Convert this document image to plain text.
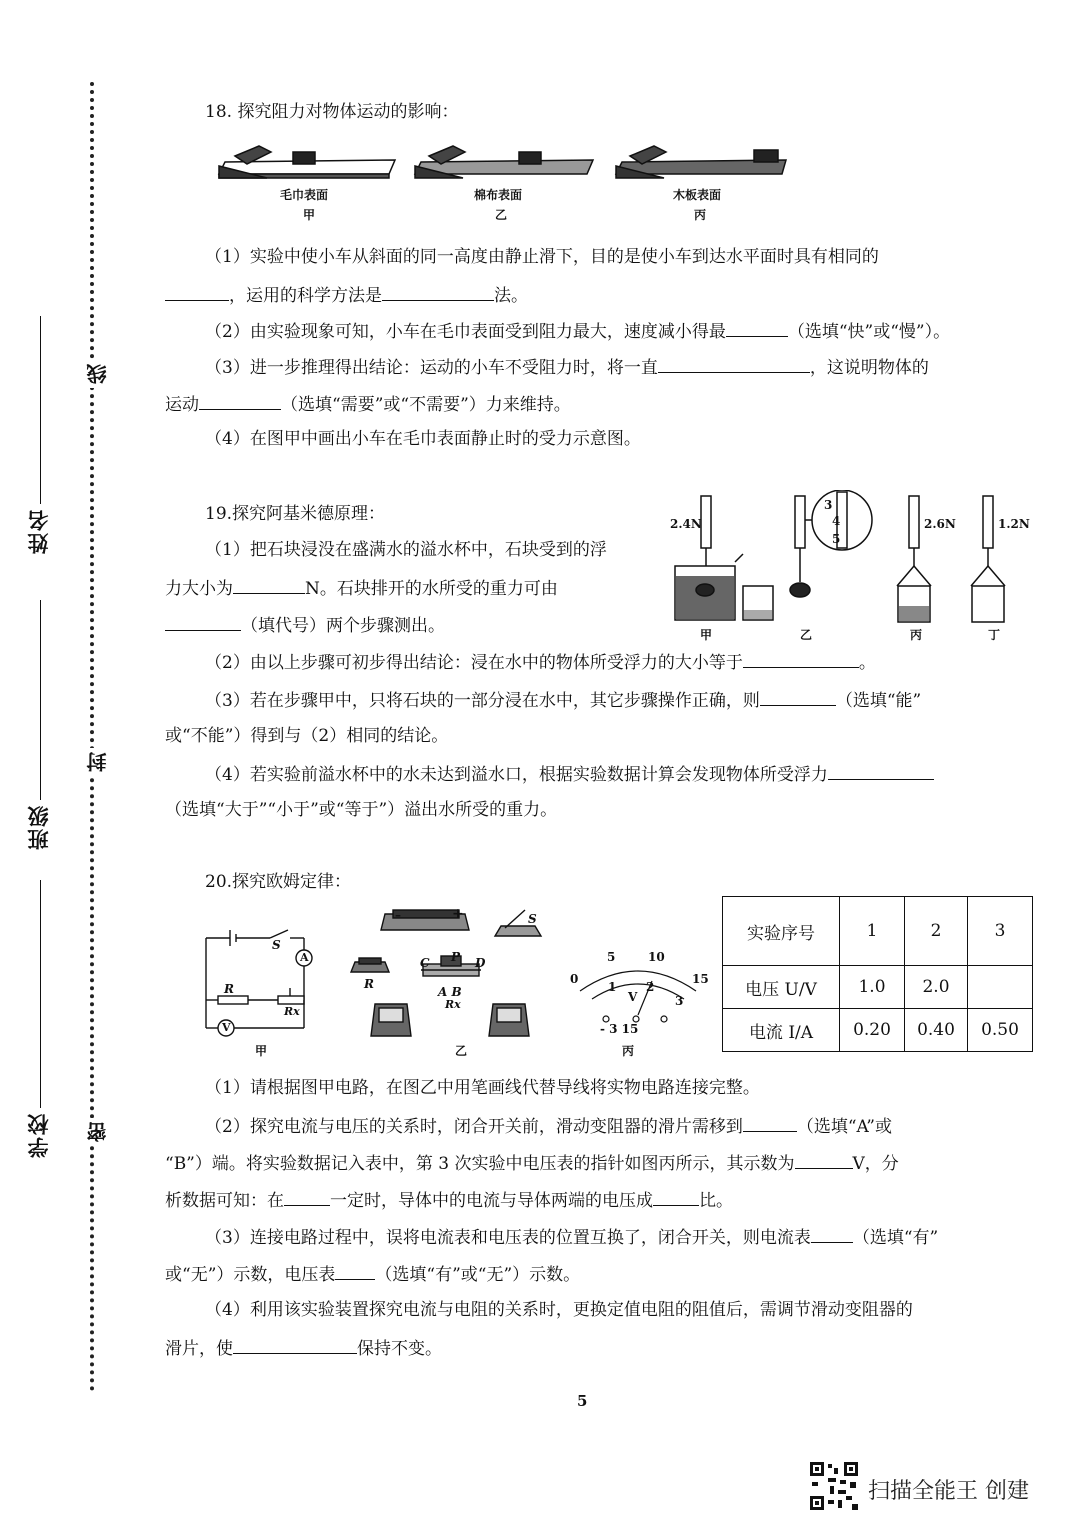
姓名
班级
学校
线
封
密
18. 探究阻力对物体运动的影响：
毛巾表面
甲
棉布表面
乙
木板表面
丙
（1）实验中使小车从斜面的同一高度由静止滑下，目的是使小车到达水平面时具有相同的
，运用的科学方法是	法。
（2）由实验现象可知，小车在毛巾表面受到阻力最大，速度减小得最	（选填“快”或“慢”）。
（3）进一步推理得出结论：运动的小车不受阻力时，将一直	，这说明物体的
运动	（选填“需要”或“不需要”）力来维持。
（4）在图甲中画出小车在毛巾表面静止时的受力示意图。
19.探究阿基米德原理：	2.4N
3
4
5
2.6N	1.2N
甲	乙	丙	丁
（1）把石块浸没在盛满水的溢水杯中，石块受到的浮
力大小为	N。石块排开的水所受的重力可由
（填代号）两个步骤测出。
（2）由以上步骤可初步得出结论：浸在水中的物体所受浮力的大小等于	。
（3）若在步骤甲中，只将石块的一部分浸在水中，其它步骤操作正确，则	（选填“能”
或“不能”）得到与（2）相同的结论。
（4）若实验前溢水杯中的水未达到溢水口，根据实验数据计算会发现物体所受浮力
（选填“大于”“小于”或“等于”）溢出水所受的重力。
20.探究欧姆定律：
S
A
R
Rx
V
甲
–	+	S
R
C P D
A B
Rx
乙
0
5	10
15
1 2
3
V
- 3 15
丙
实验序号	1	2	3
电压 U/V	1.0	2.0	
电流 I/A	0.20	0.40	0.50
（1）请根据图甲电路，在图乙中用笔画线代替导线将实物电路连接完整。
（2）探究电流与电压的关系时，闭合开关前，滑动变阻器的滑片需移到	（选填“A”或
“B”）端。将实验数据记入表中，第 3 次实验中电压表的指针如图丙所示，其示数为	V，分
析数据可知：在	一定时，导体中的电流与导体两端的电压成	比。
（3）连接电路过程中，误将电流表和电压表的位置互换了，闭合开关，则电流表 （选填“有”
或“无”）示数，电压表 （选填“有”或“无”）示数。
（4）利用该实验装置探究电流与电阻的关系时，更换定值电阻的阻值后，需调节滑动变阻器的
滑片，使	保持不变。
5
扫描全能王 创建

════

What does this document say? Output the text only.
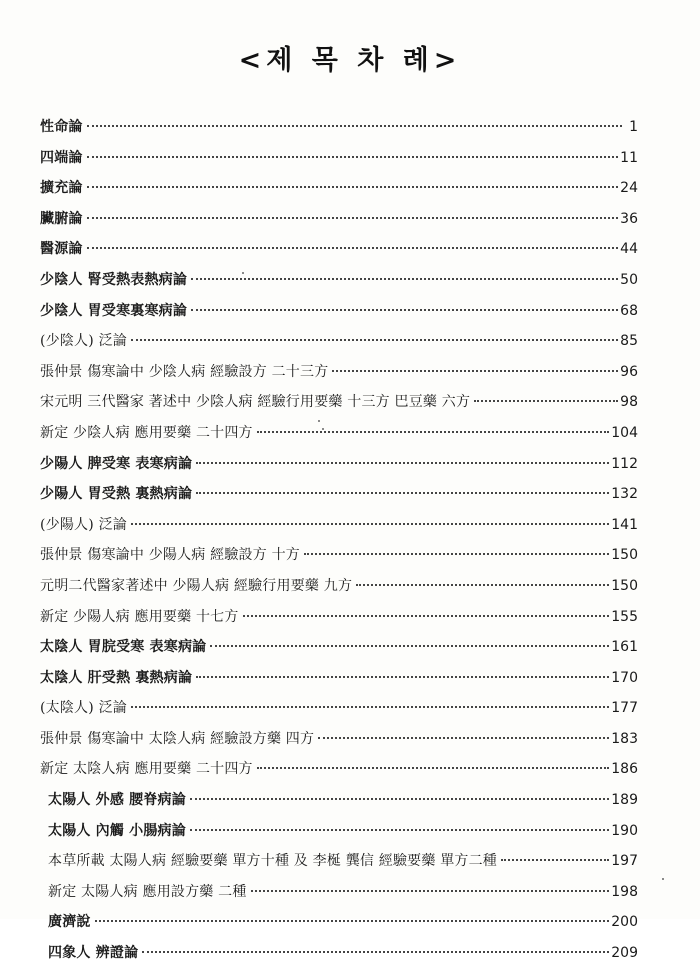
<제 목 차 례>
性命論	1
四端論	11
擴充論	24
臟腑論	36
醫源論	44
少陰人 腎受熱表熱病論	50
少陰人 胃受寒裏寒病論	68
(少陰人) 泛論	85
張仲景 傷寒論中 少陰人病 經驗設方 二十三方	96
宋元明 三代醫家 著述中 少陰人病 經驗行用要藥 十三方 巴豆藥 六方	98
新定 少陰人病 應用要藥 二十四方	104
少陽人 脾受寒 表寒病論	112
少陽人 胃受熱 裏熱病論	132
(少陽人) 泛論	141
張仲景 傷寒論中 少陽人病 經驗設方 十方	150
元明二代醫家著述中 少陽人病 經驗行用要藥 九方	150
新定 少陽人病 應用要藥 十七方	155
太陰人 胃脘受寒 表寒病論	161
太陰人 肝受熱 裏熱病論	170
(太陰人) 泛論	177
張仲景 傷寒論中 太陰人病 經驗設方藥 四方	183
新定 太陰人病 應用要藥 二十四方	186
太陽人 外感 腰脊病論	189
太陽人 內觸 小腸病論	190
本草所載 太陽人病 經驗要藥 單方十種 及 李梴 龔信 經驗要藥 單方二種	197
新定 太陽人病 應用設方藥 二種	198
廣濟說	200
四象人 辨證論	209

════

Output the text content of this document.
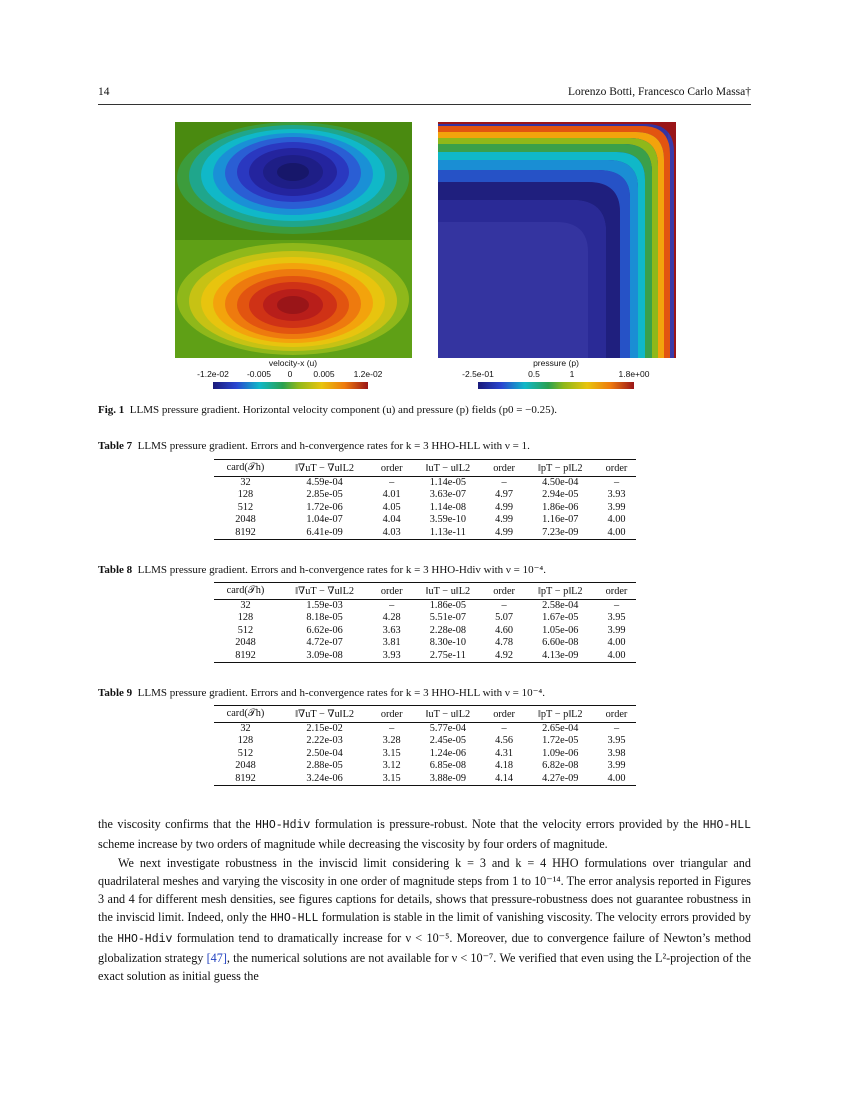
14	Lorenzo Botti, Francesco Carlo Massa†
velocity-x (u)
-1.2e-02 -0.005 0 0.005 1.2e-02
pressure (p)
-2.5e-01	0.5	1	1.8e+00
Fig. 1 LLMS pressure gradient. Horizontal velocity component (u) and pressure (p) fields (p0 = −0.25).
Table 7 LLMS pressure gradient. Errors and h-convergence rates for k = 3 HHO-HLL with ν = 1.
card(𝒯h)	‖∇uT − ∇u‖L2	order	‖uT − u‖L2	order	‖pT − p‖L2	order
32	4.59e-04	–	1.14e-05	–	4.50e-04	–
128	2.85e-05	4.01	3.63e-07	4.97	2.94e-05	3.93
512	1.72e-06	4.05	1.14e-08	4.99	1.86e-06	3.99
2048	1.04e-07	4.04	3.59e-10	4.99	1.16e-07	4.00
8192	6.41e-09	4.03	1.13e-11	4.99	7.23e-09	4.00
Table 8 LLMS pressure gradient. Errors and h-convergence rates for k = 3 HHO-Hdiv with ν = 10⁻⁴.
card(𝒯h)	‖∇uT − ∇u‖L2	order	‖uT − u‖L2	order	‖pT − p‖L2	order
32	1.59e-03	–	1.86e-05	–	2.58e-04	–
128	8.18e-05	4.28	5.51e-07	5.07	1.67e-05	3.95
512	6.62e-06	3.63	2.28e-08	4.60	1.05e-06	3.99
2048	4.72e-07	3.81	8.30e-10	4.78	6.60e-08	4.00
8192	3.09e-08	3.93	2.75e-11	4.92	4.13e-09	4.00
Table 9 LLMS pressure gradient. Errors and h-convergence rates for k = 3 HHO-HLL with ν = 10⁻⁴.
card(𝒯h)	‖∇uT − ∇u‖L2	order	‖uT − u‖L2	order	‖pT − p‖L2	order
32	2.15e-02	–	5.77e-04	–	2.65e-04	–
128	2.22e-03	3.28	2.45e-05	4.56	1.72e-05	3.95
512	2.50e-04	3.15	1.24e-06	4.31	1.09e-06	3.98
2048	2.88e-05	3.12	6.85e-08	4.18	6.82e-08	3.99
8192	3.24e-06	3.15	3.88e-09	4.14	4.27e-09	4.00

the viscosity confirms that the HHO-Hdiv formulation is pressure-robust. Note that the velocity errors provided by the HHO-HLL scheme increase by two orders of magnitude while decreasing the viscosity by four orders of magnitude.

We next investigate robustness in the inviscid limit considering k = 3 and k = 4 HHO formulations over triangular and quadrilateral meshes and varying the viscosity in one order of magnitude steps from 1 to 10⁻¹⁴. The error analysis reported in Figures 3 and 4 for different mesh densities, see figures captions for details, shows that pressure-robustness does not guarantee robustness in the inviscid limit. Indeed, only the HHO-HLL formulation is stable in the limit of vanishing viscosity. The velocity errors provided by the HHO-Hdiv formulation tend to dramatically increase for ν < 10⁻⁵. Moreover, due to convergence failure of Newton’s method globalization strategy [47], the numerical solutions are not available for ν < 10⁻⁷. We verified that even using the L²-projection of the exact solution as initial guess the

════

• [The exercise] Each line in the material either holds the string "少陽人病" or does not. State how many do, and nothing else.

• [Answer to the exercise] 3